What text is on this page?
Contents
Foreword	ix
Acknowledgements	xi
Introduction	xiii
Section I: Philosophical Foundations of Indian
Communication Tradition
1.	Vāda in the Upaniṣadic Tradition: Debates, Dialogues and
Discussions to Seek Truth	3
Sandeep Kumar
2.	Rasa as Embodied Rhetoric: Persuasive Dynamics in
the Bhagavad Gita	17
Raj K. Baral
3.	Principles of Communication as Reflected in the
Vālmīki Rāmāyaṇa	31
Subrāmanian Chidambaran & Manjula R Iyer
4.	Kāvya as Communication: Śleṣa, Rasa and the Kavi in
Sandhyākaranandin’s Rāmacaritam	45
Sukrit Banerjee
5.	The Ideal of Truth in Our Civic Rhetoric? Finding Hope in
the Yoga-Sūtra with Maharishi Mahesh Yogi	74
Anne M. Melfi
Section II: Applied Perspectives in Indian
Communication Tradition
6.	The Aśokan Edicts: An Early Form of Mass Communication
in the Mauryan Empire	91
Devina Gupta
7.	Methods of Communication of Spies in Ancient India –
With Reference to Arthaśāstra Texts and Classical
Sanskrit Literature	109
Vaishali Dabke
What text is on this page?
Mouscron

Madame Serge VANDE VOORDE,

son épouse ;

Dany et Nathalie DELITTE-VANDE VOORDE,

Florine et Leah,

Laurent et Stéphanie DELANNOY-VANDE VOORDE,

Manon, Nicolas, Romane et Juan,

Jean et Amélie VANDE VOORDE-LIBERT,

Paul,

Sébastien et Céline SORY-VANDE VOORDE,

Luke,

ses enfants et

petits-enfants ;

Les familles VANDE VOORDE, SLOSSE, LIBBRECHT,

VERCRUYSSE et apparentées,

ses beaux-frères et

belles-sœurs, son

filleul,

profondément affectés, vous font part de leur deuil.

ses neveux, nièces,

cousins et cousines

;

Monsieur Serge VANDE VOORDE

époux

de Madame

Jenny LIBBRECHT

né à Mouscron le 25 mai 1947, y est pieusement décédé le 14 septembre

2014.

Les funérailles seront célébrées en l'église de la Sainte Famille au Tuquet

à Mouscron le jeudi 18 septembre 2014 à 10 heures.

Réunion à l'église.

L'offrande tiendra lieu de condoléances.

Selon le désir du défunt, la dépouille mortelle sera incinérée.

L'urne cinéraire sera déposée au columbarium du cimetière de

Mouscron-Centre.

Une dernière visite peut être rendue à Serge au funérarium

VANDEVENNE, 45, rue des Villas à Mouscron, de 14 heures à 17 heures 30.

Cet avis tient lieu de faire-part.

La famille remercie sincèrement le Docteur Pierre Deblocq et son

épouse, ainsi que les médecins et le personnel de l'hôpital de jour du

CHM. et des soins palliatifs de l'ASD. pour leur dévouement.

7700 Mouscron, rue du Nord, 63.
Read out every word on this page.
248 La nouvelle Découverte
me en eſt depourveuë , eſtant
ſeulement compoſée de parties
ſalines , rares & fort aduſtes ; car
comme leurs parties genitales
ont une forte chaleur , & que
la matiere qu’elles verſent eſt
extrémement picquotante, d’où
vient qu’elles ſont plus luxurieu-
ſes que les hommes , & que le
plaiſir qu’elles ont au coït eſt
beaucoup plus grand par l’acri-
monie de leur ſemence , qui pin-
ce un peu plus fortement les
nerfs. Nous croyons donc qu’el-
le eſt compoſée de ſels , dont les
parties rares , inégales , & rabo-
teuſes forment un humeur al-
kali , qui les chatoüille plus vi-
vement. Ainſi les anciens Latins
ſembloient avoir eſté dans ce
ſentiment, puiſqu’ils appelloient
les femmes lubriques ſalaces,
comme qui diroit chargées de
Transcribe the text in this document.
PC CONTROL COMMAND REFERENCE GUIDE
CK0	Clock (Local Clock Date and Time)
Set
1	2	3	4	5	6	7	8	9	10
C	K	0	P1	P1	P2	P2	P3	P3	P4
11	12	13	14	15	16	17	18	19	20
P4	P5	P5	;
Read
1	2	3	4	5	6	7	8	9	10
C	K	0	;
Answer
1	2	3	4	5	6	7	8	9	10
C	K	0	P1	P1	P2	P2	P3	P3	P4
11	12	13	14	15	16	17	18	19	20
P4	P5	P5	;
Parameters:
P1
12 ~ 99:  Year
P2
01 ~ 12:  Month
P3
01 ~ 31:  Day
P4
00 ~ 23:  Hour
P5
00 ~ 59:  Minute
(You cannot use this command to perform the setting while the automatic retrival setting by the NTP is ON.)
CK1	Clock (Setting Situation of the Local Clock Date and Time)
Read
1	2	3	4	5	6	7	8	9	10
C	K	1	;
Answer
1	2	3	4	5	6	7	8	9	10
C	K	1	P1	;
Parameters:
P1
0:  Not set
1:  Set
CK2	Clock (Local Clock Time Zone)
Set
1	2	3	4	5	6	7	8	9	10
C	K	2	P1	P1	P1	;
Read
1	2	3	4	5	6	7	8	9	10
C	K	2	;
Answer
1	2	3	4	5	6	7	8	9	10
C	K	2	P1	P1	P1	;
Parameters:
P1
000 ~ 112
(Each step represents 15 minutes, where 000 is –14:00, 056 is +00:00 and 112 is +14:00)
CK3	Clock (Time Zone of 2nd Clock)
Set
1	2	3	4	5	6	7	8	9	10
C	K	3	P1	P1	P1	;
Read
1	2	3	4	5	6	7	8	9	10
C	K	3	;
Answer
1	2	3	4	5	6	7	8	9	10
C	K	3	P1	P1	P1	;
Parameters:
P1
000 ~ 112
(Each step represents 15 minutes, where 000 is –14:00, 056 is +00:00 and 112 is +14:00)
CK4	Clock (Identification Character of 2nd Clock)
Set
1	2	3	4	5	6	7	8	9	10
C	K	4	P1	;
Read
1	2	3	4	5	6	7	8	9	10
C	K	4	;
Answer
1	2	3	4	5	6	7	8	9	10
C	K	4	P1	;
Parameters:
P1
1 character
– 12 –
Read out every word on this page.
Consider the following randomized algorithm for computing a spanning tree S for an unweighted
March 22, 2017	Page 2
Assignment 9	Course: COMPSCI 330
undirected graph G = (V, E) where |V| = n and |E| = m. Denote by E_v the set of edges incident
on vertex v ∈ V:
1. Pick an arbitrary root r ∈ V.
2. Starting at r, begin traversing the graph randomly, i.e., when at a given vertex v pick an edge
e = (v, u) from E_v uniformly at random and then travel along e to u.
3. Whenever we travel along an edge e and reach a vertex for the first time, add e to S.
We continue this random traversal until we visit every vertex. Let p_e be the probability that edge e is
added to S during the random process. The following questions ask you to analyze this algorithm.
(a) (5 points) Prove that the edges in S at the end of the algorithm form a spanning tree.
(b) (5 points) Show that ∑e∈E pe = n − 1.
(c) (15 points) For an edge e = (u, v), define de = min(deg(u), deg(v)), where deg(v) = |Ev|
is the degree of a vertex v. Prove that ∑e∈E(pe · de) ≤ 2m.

+ + + + +

## Short exercise:
Copy out each line above, character for character.

## Answer for the task:
What text is on this page?
Contents
Foreword	ix
Acknowledgements	xi
Introduction	xiii
Section I: Philosophical Foundations of Indian
Communication Tradition
1.	Vāda in the Upaniṣadic Tradition: Debates, Dialogues and
Discussions to Seek Truth	3
Sandeep Kumar
2.	Rasa as Embodied Rhetoric: Persuasive Dynamics in
the Bhagavad Gita	17
Raj K. Baral
3.	Principles of Communication as Reflected in the
Vālmīki Rāmāyaṇa	31
Subrāmanian Chidambaran & Manjula R Iyer
4.	Kāvya as Communication: Śleṣa, Rasa and the Kavi in
Sandhyākaranandin’s Rāmacaritam	45
Sukrit Banerjee
5.	The Ideal of Truth in Our Civic Rhetoric? Finding Hope in
the Yoga-Sūtra with Maharishi Mahesh Yogi	74
Anne M. Melfi
Section II: Applied Perspectives in Indian
Communication Tradition
6.	The Aśokan Edicts: An Early Form of Mass Communication
in the Mauryan Empire	91
Devina Gupta
7.	Methods of Communication of Spies in Ancient India –
With Reference to Arthaśāstra Texts and Classical
Sanskrit Literature	109
Vaishali Dabke
What text is on this page?
Mouscron

Madame Serge VANDE VOORDE,

son épouse ;

Dany et Nathalie DELITTE-VANDE VOORDE,

Florine et Leah,

Laurent et Stéphanie DELANNOY-VANDE VOORDE,

Manon, Nicolas, Romane et Juan,

Jean et Amélie VANDE VOORDE-LIBERT,

Paul,

Sébastien et Céline SORY-VANDE VOORDE,

Luke,

ses enfants et

petits-enfants ;

Les familles VANDE VOORDE, SLOSSE, LIBBRECHT,

VERCRUYSSE et apparentées,

ses beaux-frères et

belles-sœurs, son

filleul,

profondément affectés, vous font part de leur deuil.

ses neveux, nièces,

cousins et cousines

;

Monsieur Serge VANDE VOORDE

époux

de Madame

Jenny LIBBRECHT

né à Mouscron le 25 mai 1947, y est pieusement décédé le 14 septembre

2014.

Les funérailles seront célébrées en l'église de la Sainte Famille au Tuquet

à Mouscron le jeudi 18 septembre 2014 à 10 heures.

Réunion à l'église.

L'offrande tiendra lieu de condoléances.

Selon le désir du défunt, la dépouille mortelle sera incinérée.

L'urne cinéraire sera déposée au columbarium du cimetière de

Mouscron-Centre.

Une dernière visite peut être rendue à Serge au funérarium

VANDEVENNE, 45, rue des Villas à Mouscron, de 14 heures à 17 heures 30.

Cet avis tient lieu de faire-part.

La famille remercie sincèrement le Docteur Pierre Deblocq et son

épouse, ainsi que les médecins et le personnel de l'hôpital de jour du

CHM. et des soins palliatifs de l'ASD. pour leur dévouement.

7700 Mouscron, rue du Nord, 63.
Read out every word on this page.
248 La nouvelle Découverte
me en eſt depourveuë , eſtant
ſeulement compoſée de parties
ſalines , rares & fort aduſtes ; car
comme leurs parties genitales
ont une forte chaleur , & que
la matiere qu’elles verſent eſt
extrémement picquotante, d’où
vient qu’elles ſont plus luxurieu-
ſes que les hommes , & que le
plaiſir qu’elles ont au coït eſt
beaucoup plus grand par l’acri-
monie de leur ſemence , qui pin-
ce un peu plus fortement les
nerfs. Nous croyons donc qu’el-
le eſt compoſée de ſels , dont les
parties rares , inégales , & rabo-
teuſes forment un humeur al-
kali , qui les chatoüille plus vi-
vement. Ainſi les anciens Latins
ſembloient avoir eſté dans ce
ſentiment, puiſqu’ils appelloient
les femmes lubriques ſalaces,
comme qui diroit chargées de
Transcribe the text in this document.
PC CONTROL COMMAND REFERENCE GUIDE
CK0	Clock (Local Clock Date and Time)
Set
1	2	3	4	5	6	7	8	9	10
C	K	0	P1	P1	P2	P2	P3	P3	P4
11	12	13	14	15	16	17	18	19	20
P4	P5	P5	;
Read
1	2	3	4	5	6	7	8	9	10
C	K	0	;
Answer
1	2	3	4	5	6	7	8	9	10
C	K	0	P1	P1	P2	P2	P3	P3	P4
11	12	13	14	15	16	17	18	19	20
P4	P5	P5	;
Parameters:
P1
12 ~ 99:  Year
P2
01 ~ 12:  Month
P3
01 ~ 31:  Day
P4
00 ~ 23:  Hour
P5
00 ~ 59:  Minute
(You cannot use this command to perform the setting while the automatic retrival setting by the NTP is ON.)
CK1	Clock (Setting Situation of the Local Clock Date and Time)
Read
1	2	3	4	5	6	7	8	9	10
C	K	1	;
Answer
1	2	3	4	5	6	7	8	9	10
C	K	1	P1	;
Parameters:
P1
0:  Not set
1:  Set
CK2	Clock (Local Clock Time Zone)
Set
1	2	3	4	5	6	7	8	9	10
C	K	2	P1	P1	P1	;
Read
1	2	3	4	5	6	7	8	9	10
C	K	2	;
Answer
1	2	3	4	5	6	7	8	9	10
C	K	2	P1	P1	P1	;
Parameters:
P1
000 ~ 112
(Each step represents 15 minutes, where 000 is –14:00, 056 is +00:00 and 112 is +14:00)
CK3	Clock (Time Zone of 2nd Clock)
Set
1	2	3	4	5	6	7	8	9	10
C	K	3	P1	P1	P1	;
Read
1	2	3	4	5	6	7	8	9	10
C	K	3	;
Answer
1	2	3	4	5	6	7	8	9	10
C	K	3	P1	P1	P1	;
Parameters:
P1
000 ~ 112
(Each step represents 15 minutes, where 000 is –14:00, 056 is +00:00 and 112 is +14:00)
CK4	Clock (Identification Character of 2nd Clock)
Set
1	2	3	4	5	6	7	8	9	10
C	K	4	P1	;
Read
1	2	3	4	5	6	7	8	9	10
C	K	4	;
Answer
1	2	3	4	5	6	7	8	9	10
C	K	4	P1	;
Parameters:
P1
1 character
– 12 –
Read out every word on this page.
Consider the following randomized algorithm for computing a spanning tree S for an unweighted
March 22, 2017	Page 2
Assignment 9	Course: COMPSCI 330
undirected graph G = (V, E) where |V| = n and |E| = m. Denote by E_v the set of edges incident
on vertex v ∈ V:
1. Pick an arbitrary root r ∈ V.
2. Starting at r, begin traversing the graph randomly, i.e., when at a given vertex v pick an edge
e = (v, u) from E_v uniformly at random and then travel along e to u.
3. Whenever we travel along an edge e and reach a vertex for the first time, add e to S.
We continue this random traversal until we visit every vertex. Let p_e be the probability that edge e is
added to S during the random process. The following questions ask you to analyze this algorithm.
(a) (5 points) Prove that the edges in S at the end of the algorithm form a spanning tree.
(b) (5 points) Show that ∑e∈E pe = n − 1.
(c) (15 points) For an edge e = (u, v), define de = min(deg(u), deg(v)), where deg(v) = |Ev|
is the degree of a vertex v. Prove that ∑e∈E(pe · de) ≤ 2m.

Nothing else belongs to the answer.